» **TASK ITEM**
In the records that follow, locate every line with "σχεδιάσεων" and extract it.

» **ENTRIES SUPPLIED**
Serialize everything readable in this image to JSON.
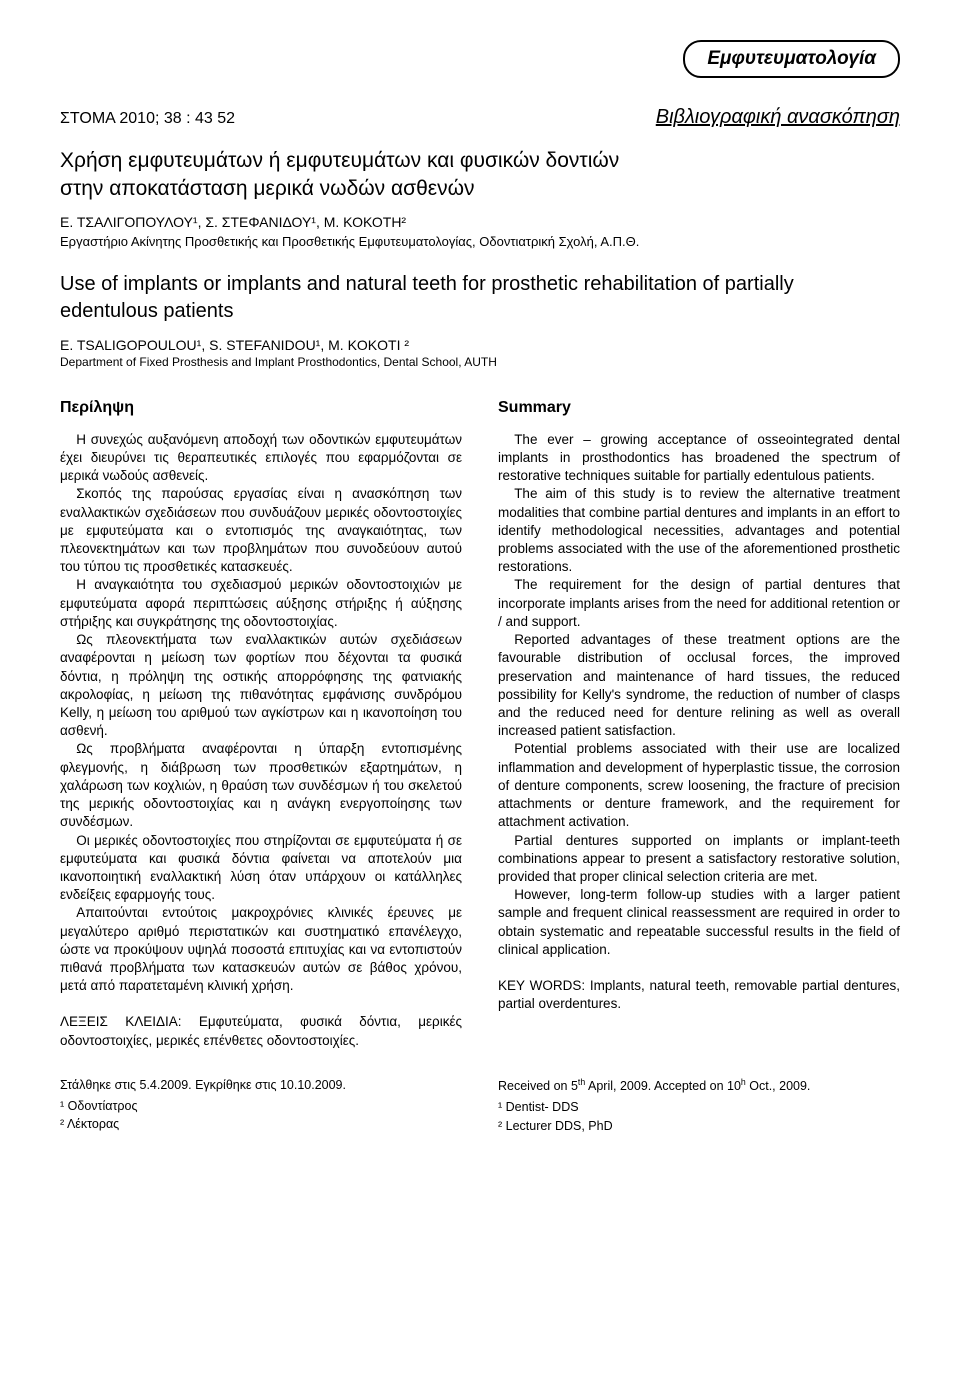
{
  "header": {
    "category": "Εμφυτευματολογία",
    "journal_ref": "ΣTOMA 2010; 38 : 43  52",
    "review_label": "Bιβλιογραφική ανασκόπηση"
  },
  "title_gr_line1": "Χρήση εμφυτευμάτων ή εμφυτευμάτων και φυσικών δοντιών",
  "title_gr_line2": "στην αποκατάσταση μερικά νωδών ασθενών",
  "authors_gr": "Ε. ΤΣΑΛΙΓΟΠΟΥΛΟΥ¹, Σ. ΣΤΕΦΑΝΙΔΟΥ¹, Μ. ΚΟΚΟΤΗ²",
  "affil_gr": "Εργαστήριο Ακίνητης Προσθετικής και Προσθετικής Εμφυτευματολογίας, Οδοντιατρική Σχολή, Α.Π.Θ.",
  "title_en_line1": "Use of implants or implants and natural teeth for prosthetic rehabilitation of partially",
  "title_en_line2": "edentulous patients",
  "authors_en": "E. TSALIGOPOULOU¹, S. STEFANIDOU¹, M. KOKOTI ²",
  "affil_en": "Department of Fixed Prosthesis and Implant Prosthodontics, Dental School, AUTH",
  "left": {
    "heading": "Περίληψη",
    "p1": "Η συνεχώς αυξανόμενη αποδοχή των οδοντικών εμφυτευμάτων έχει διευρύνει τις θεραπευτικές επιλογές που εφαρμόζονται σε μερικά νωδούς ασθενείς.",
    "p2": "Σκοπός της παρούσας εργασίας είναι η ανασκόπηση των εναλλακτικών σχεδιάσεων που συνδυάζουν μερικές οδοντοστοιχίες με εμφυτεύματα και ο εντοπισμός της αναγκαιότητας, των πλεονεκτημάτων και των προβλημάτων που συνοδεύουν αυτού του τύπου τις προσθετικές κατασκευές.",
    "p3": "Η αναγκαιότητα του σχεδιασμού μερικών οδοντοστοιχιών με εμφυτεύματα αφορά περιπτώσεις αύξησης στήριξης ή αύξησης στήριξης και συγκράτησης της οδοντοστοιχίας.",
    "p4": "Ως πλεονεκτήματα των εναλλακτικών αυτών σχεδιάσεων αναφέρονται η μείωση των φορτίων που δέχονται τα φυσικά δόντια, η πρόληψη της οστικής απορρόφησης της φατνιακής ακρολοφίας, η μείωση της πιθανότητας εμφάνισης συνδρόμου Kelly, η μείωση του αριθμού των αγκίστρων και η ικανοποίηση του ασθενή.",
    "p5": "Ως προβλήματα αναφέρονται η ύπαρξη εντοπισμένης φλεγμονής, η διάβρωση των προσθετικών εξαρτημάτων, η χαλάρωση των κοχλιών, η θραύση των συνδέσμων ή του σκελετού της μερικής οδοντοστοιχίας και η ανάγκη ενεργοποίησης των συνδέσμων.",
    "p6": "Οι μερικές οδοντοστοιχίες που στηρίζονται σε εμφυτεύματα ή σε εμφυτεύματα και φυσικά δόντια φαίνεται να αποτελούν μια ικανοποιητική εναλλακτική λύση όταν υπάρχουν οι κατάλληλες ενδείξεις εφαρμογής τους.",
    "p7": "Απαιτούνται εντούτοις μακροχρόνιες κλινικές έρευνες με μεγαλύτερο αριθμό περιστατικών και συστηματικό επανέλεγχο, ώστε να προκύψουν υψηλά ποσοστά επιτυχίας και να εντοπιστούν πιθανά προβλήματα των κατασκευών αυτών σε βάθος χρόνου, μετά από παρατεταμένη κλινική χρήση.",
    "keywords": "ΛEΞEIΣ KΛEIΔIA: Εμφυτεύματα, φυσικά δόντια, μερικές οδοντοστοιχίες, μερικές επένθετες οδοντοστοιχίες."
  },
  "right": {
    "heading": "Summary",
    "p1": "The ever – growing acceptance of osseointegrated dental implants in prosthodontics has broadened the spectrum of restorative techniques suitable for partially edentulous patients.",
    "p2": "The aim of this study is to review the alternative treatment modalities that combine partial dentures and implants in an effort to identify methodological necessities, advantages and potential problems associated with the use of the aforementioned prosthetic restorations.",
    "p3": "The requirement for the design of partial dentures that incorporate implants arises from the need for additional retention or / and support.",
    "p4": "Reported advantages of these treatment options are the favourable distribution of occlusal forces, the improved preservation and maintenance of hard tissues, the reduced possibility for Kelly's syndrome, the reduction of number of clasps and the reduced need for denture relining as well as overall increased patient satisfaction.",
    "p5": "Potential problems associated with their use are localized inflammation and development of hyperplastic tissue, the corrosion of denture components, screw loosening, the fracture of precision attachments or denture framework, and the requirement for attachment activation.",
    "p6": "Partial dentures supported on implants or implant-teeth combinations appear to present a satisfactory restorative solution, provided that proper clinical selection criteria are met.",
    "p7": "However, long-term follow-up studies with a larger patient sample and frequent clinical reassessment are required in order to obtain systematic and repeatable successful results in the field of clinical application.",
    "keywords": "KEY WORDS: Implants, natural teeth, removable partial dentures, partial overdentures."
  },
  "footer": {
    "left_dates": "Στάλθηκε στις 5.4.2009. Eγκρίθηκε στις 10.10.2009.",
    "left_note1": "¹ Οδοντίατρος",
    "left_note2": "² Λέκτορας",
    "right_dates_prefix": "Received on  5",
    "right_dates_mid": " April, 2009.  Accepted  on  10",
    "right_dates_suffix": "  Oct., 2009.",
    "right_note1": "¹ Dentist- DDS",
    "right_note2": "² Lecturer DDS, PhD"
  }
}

» **SOLUTION TO THE PROBLEM**
    "p2": "Σκοπός της παρούσας εργασίας είναι η ανασκόπηση των εναλλακτικών σχεδιάσεων που συνδυάζουν μερικές οδοντοστοιχίες με εμφυτεύματα και ο εντοπισμός της αναγκαιότητας, των πλεονεκτημάτων και των προβλημάτων που συνοδεύουν αυτού του τύπου τις προσθετικές κατασκευές.",
    "p4": "Ως πλεονεκτήματα των εναλλακτικών αυτών σχεδιάσεων αναφέρονται η μείωση των φορτίων που δέχονται τα φυσικά δόντια, η πρόληψη της οστικής απορρόφησης της φατνιακής ακρολοφίας, η μείωση της πιθανότητας εμφάνισης συνδρόμου Kelly, η μείωση του αριθμού των αγκίστρων και η ικανοποίηση του ασθενή.",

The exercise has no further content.